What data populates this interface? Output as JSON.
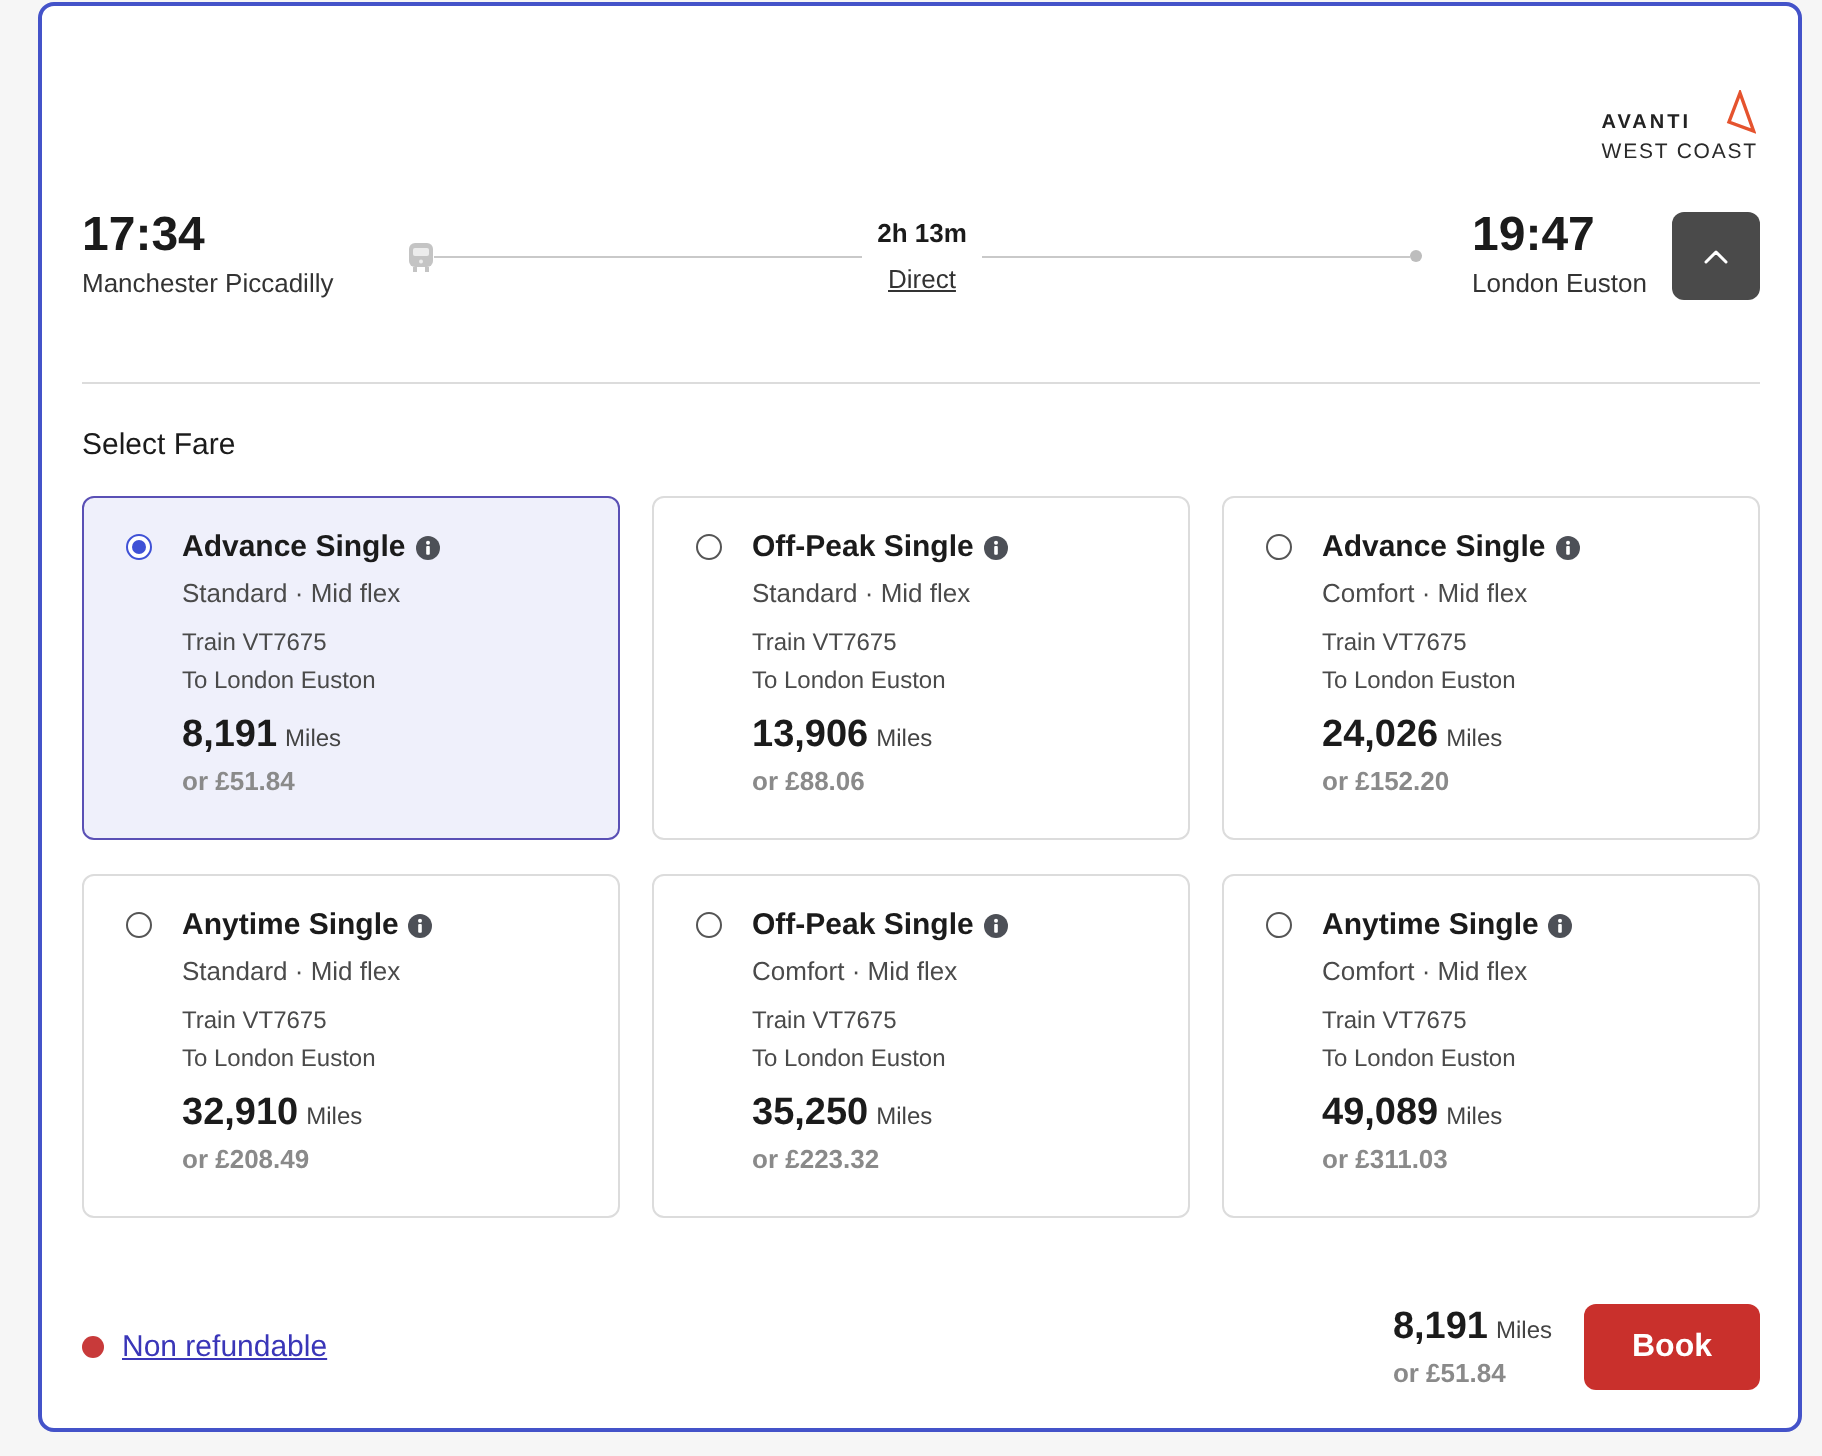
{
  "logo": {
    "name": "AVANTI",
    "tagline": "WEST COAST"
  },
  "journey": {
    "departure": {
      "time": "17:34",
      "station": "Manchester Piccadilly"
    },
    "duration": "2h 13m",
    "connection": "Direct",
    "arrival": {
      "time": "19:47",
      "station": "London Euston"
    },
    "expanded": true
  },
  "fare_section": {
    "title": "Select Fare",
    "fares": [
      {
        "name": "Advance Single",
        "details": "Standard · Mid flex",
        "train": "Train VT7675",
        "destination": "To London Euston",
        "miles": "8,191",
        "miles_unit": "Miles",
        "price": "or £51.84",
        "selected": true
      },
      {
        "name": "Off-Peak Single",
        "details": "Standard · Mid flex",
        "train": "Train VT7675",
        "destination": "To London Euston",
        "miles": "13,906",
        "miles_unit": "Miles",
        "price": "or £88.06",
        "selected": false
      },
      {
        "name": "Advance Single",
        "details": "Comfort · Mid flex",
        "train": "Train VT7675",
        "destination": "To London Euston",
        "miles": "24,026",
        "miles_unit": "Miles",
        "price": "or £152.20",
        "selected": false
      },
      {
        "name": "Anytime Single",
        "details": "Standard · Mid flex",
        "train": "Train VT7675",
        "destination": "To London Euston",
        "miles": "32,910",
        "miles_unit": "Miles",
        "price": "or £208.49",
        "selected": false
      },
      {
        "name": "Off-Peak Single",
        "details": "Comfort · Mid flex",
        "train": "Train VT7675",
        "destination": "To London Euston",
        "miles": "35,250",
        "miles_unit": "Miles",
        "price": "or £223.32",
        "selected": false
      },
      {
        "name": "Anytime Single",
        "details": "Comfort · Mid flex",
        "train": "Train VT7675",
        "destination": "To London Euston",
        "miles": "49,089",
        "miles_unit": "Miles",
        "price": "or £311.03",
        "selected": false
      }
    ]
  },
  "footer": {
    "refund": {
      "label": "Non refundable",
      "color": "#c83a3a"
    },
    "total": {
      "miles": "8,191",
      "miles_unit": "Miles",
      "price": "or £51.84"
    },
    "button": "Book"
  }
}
---
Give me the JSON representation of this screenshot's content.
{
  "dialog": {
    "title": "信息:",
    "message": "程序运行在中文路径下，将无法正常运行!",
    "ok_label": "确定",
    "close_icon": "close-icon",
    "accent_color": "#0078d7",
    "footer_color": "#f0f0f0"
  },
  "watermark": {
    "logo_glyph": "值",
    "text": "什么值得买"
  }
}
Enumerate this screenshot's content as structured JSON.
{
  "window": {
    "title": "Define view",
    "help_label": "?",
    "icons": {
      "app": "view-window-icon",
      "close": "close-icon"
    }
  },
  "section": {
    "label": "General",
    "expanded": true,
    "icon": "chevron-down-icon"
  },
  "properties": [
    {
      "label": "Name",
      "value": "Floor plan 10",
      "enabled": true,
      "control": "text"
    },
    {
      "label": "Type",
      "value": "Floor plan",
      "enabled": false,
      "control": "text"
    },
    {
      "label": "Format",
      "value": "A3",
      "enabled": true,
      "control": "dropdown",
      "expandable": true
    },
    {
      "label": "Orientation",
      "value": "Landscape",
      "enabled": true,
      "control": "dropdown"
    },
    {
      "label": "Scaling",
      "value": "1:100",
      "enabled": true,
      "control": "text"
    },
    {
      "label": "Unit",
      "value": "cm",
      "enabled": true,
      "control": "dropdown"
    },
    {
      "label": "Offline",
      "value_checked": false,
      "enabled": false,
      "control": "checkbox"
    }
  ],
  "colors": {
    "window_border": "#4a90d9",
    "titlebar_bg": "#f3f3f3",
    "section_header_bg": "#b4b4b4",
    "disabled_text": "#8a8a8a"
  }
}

▶ _Objective_: In the records above, locate each line with the word "this". Copy all such lines.

▶ _Task response_:
What data populates this interface? Output as JSON.
Give me the JSON representation of this screenshot's content.
Enumerate this screenshot's content as structured JSON.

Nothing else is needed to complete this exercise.